• **Problem to solve**
Give every line from the entries that contains "descent".

↓

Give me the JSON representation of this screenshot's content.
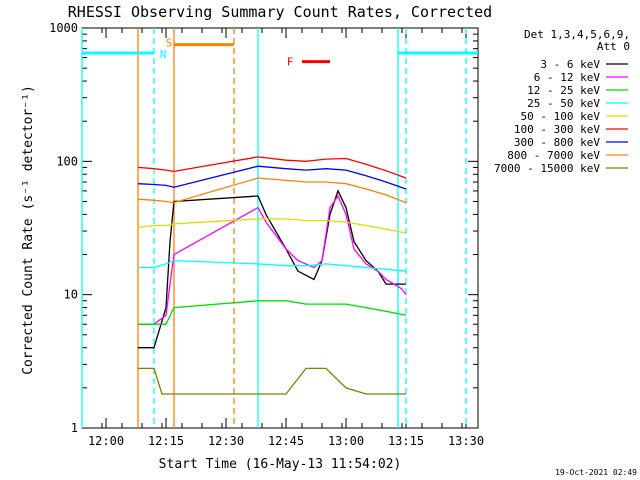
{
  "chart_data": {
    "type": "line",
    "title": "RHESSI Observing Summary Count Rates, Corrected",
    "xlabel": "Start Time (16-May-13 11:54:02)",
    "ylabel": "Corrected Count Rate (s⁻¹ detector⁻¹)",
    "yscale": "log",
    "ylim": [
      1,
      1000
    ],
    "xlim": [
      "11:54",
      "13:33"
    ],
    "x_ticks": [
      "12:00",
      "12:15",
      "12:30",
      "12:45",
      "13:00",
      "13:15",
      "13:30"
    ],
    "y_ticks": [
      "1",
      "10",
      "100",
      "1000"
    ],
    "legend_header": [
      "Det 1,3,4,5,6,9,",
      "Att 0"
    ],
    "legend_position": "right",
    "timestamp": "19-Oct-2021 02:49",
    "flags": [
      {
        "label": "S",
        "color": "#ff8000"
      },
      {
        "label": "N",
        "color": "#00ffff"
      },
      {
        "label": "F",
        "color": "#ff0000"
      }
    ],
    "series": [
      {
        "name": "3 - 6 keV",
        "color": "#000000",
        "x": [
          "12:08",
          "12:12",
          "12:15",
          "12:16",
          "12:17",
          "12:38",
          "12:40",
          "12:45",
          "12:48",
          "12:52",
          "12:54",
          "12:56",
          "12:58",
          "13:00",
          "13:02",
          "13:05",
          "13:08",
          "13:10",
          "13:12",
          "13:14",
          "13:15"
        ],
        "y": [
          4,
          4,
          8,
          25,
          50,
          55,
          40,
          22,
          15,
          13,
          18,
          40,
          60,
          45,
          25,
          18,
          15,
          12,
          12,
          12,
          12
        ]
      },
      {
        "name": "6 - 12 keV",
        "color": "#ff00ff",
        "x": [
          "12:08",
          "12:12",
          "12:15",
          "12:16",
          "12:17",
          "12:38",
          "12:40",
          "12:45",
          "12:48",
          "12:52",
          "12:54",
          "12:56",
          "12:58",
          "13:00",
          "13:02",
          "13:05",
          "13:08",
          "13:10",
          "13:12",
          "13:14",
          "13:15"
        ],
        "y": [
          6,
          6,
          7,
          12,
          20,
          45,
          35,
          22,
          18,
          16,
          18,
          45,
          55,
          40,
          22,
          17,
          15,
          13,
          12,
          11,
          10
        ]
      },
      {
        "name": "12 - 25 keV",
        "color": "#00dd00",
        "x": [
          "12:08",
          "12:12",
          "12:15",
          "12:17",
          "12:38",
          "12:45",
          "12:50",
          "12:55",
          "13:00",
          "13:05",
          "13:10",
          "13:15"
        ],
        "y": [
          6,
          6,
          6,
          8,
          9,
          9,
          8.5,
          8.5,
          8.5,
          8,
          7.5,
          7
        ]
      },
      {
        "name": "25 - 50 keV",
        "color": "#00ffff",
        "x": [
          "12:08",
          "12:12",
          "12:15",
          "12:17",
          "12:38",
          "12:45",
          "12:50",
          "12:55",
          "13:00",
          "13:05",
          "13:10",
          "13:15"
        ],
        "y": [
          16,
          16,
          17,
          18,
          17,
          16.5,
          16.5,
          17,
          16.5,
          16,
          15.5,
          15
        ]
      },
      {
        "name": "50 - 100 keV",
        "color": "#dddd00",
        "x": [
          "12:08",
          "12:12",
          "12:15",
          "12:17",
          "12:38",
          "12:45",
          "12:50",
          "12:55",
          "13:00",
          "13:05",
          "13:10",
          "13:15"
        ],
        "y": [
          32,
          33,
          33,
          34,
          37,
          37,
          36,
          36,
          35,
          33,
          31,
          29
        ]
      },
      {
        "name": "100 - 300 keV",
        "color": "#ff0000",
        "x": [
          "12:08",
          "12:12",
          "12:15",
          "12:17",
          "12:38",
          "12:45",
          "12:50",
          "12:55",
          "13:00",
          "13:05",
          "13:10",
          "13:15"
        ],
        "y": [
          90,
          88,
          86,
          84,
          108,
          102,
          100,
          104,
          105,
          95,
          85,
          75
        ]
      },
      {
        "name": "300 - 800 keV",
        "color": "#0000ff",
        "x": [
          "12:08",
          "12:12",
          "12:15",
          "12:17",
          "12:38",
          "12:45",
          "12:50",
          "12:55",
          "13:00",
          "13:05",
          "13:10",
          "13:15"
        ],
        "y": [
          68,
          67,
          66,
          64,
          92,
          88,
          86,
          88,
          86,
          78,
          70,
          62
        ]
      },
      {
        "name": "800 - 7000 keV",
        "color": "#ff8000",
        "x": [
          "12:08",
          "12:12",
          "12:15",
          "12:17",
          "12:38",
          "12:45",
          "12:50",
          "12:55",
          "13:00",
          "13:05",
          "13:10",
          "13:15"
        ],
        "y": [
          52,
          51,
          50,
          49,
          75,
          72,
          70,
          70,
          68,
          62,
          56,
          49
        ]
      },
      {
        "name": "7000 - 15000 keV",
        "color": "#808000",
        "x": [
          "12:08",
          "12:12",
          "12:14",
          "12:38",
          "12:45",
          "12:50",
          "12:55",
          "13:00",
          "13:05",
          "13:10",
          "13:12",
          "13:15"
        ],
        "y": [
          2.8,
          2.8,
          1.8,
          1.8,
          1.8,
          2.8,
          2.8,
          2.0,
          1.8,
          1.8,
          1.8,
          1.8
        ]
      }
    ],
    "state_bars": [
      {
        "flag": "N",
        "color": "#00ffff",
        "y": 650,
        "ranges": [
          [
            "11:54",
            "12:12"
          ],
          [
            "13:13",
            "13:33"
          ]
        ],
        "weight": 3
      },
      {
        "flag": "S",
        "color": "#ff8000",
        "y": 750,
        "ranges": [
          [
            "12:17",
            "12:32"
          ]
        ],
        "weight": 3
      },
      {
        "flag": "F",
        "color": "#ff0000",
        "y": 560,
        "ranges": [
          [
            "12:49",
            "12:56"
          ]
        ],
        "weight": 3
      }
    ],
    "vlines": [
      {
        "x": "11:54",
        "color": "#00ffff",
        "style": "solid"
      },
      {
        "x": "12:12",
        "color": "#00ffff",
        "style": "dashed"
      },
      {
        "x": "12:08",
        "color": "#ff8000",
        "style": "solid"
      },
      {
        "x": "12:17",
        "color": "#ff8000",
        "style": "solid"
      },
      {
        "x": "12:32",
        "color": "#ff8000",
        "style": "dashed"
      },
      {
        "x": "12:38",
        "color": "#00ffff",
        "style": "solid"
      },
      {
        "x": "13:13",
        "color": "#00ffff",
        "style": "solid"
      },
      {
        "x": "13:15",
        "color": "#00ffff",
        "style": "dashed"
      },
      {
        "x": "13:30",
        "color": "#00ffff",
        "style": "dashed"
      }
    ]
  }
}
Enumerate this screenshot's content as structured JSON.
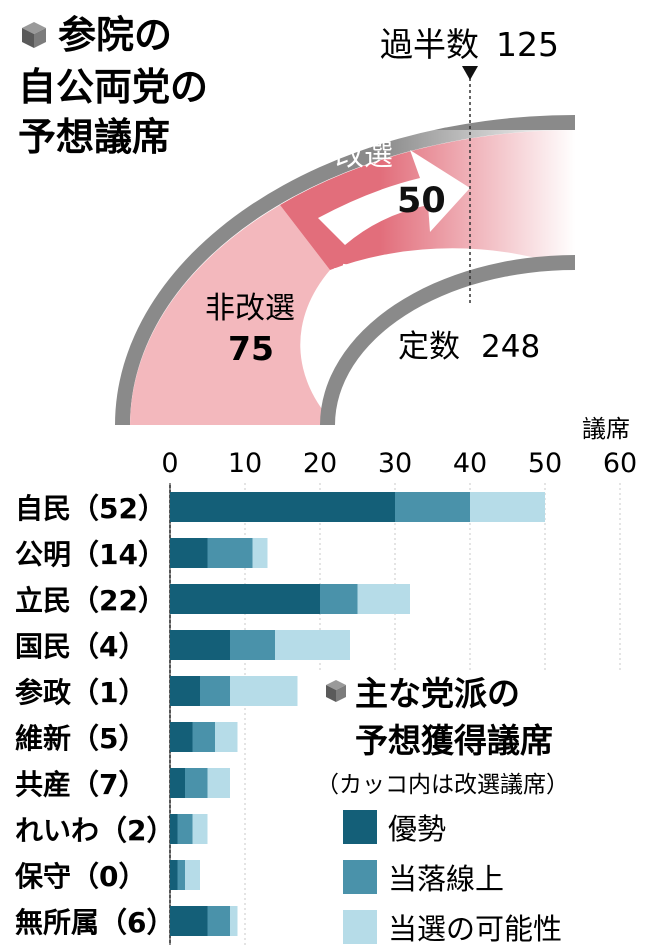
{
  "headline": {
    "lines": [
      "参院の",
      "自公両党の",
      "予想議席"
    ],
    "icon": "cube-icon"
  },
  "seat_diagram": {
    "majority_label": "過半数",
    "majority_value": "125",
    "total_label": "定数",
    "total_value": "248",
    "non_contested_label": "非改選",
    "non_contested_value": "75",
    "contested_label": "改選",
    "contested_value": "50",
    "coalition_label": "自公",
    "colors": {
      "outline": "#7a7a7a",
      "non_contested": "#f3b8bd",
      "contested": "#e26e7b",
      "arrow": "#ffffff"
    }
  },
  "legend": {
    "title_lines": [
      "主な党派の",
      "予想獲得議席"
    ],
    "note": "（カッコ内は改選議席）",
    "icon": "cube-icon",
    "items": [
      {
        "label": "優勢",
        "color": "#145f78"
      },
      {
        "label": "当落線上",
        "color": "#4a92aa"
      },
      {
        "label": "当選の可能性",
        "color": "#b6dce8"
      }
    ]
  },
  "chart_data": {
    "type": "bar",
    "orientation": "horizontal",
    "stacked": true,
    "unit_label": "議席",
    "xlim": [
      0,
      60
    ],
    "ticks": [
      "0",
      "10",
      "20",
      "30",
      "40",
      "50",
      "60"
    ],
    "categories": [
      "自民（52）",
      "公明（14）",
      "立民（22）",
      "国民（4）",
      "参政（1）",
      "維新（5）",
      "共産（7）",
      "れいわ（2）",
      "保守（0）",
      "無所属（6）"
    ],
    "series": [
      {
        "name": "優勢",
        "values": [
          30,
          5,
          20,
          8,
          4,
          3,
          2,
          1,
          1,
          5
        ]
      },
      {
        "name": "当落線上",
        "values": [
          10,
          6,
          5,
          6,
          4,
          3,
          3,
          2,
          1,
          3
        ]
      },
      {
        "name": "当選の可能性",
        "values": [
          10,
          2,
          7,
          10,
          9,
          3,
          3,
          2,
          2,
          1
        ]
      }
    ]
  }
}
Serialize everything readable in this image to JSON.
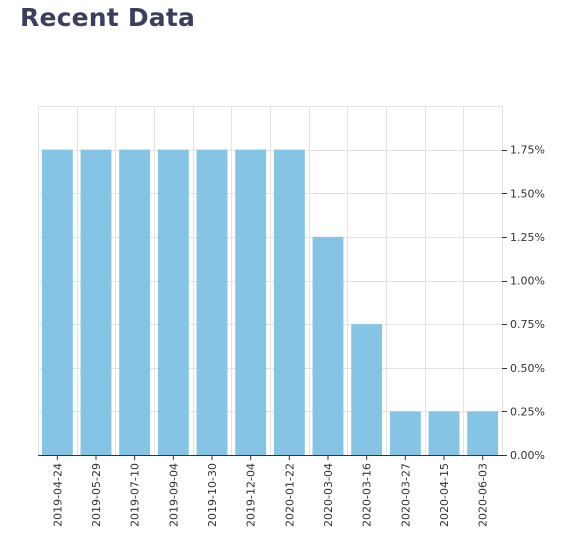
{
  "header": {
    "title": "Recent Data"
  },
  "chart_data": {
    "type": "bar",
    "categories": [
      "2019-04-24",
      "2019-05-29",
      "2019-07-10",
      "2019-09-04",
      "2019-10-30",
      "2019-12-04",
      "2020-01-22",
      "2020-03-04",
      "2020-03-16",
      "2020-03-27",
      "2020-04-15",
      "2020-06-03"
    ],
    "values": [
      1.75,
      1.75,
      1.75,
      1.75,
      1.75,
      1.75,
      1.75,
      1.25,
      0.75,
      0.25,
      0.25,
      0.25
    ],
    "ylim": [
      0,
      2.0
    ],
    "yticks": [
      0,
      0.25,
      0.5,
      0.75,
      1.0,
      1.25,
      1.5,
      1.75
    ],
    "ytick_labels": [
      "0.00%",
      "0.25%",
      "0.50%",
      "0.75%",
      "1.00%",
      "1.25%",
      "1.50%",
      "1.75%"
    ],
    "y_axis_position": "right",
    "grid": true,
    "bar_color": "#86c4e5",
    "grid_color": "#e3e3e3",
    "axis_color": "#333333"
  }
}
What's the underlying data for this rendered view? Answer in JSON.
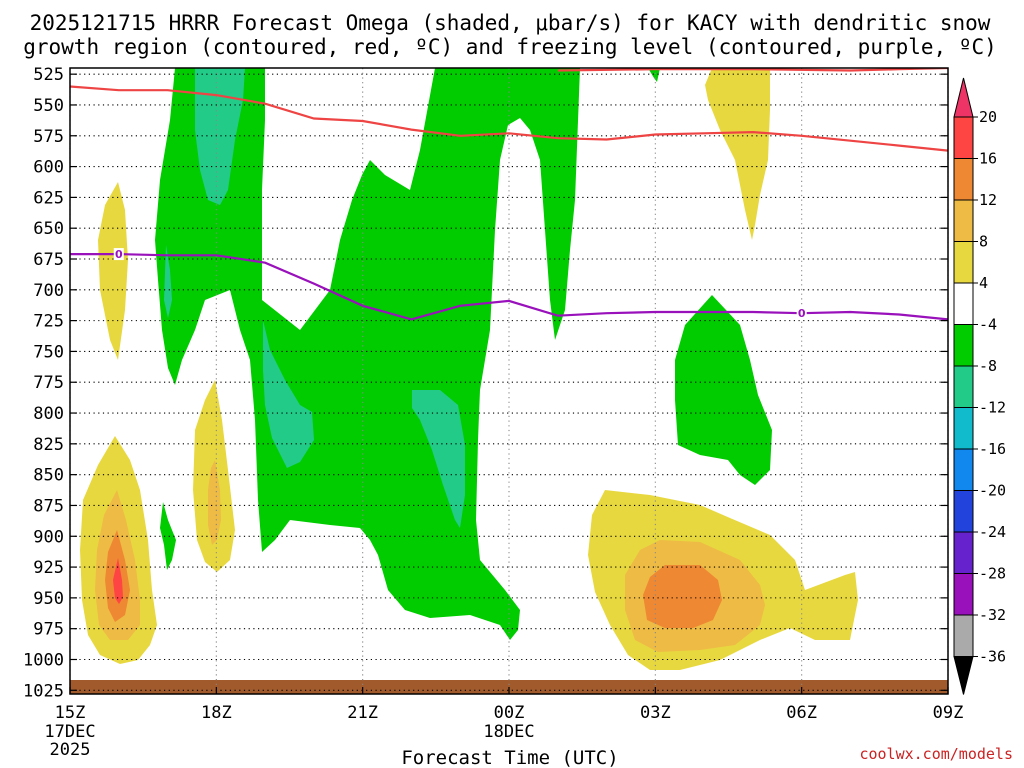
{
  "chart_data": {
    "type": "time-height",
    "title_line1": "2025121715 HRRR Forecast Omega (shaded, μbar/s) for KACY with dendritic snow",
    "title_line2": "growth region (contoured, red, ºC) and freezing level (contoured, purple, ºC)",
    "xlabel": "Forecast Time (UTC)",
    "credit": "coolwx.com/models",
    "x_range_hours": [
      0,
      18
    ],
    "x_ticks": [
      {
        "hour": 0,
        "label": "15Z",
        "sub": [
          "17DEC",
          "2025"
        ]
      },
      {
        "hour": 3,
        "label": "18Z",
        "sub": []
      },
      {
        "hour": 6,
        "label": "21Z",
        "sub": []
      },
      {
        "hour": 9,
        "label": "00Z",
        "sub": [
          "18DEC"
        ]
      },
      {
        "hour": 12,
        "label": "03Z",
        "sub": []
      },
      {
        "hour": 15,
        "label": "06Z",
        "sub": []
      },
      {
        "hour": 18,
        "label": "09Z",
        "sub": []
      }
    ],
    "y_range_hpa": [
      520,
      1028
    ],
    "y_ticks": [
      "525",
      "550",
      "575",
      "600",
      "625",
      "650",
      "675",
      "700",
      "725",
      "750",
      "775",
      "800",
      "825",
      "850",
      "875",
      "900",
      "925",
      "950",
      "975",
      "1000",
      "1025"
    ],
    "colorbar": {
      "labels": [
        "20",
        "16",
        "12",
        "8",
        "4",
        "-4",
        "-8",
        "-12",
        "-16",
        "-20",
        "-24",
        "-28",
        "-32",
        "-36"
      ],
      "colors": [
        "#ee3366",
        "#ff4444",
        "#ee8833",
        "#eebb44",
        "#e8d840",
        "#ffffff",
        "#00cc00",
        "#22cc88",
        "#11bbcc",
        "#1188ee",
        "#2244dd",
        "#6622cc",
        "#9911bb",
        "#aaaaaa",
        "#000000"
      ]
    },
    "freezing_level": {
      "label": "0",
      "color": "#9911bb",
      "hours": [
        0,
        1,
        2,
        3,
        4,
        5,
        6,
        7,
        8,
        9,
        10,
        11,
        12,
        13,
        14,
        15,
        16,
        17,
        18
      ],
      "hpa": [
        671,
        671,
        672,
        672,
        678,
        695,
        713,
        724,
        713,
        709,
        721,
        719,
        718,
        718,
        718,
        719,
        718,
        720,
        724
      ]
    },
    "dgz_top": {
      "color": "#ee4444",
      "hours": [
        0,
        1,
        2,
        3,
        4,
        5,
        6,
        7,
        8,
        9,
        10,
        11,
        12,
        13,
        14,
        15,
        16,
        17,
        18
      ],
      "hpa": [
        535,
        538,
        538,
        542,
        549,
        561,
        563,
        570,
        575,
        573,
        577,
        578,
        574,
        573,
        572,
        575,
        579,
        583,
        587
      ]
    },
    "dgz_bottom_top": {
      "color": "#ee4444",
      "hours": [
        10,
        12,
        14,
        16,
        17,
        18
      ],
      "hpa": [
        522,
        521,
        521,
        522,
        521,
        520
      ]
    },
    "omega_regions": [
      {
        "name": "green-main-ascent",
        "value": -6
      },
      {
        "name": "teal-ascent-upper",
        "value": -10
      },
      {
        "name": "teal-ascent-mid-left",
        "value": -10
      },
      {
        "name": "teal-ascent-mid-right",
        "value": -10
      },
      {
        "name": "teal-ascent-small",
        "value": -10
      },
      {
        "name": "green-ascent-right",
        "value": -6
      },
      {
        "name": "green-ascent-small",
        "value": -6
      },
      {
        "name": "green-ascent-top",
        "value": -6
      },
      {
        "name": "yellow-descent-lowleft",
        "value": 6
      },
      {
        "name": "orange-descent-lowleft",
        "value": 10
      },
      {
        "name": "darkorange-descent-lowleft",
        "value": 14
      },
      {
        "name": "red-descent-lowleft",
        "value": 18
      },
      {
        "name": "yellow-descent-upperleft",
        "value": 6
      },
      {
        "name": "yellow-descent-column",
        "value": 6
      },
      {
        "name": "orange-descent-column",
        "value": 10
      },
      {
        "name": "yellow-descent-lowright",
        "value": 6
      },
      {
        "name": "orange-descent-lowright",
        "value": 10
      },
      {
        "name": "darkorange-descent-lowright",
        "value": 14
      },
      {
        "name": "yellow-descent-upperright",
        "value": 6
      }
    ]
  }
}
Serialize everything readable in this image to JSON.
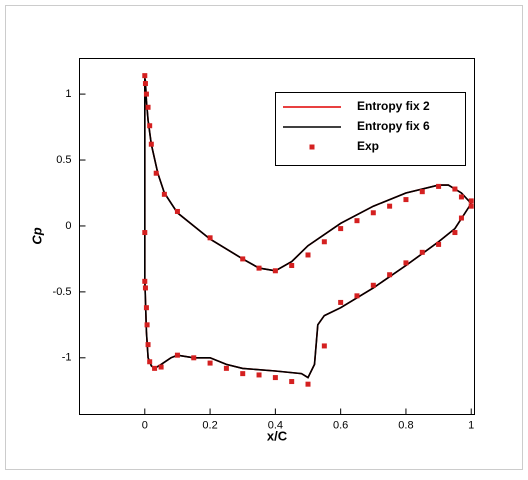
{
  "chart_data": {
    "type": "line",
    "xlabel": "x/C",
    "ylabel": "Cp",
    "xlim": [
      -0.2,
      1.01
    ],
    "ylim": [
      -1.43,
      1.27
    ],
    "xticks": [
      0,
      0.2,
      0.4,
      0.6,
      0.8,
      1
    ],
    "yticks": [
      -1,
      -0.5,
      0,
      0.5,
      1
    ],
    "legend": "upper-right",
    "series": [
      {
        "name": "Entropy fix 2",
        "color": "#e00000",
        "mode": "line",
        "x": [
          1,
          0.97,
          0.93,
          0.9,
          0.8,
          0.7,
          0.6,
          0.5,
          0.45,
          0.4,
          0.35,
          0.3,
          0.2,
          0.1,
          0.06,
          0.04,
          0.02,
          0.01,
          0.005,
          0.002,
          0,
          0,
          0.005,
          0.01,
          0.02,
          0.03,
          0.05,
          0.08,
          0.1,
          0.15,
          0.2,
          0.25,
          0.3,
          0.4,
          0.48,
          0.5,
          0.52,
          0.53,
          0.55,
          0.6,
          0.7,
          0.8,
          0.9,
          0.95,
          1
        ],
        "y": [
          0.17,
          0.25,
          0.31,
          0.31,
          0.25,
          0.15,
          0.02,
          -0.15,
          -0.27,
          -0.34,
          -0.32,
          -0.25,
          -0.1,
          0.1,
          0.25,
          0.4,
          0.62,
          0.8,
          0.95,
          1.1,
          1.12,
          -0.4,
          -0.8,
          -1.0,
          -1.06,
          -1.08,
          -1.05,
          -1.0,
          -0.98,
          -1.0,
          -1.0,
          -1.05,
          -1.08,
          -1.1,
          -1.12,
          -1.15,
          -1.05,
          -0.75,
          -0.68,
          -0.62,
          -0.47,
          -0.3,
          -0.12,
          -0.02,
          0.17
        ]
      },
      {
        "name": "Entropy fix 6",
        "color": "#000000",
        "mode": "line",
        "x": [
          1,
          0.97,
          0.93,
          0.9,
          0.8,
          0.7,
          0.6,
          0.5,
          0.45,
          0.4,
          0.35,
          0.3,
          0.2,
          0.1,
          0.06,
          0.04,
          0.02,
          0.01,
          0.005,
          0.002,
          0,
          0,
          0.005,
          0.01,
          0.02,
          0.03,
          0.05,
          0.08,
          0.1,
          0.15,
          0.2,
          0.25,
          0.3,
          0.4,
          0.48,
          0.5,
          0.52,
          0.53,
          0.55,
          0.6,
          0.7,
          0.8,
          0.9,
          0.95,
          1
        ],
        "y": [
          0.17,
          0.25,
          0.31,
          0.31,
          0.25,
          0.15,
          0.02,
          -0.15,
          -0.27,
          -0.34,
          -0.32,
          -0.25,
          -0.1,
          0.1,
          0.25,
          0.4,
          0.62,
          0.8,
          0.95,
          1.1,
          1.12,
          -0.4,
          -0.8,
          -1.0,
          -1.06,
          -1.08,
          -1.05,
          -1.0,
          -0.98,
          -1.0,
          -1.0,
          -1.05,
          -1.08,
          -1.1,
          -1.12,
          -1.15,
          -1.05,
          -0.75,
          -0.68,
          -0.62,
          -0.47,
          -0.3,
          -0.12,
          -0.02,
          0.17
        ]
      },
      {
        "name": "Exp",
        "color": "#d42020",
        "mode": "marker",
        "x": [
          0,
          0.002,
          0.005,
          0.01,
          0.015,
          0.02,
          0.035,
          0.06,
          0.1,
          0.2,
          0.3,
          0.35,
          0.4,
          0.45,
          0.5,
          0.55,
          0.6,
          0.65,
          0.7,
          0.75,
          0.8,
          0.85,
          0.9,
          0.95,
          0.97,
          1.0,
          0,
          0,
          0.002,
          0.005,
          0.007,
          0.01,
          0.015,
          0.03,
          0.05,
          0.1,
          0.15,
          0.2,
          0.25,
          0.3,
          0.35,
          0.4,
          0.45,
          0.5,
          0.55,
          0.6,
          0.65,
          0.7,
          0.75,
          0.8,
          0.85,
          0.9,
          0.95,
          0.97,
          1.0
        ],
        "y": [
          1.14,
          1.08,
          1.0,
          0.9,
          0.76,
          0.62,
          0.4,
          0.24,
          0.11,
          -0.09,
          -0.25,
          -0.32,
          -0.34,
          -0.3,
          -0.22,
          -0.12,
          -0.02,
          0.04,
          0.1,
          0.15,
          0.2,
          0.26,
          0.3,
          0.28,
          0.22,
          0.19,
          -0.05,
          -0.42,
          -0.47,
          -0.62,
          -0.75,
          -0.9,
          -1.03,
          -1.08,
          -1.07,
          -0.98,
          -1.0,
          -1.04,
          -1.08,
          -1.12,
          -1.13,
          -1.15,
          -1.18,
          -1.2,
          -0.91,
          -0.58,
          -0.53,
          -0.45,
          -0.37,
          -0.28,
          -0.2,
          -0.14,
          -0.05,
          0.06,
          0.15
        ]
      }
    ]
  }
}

↑

• **Answer to this task**
        "name": "yellow-descent-lowleft",
        "name": "orange-descent-lowleft",
        "name": "darkorange-descent-lowleft",
        "name": "red-descent-lowleft",
        "name": "yellow-descent-upperleft",
        "name": "yellow-descent-column",
        "name": "orange-descent-column",
        "name": "yellow-descent-lowright",
        "name": "orange-descent-lowright",
        "name": "darkorange-descent-lowright",
        "name": "yellow-descent-upperright",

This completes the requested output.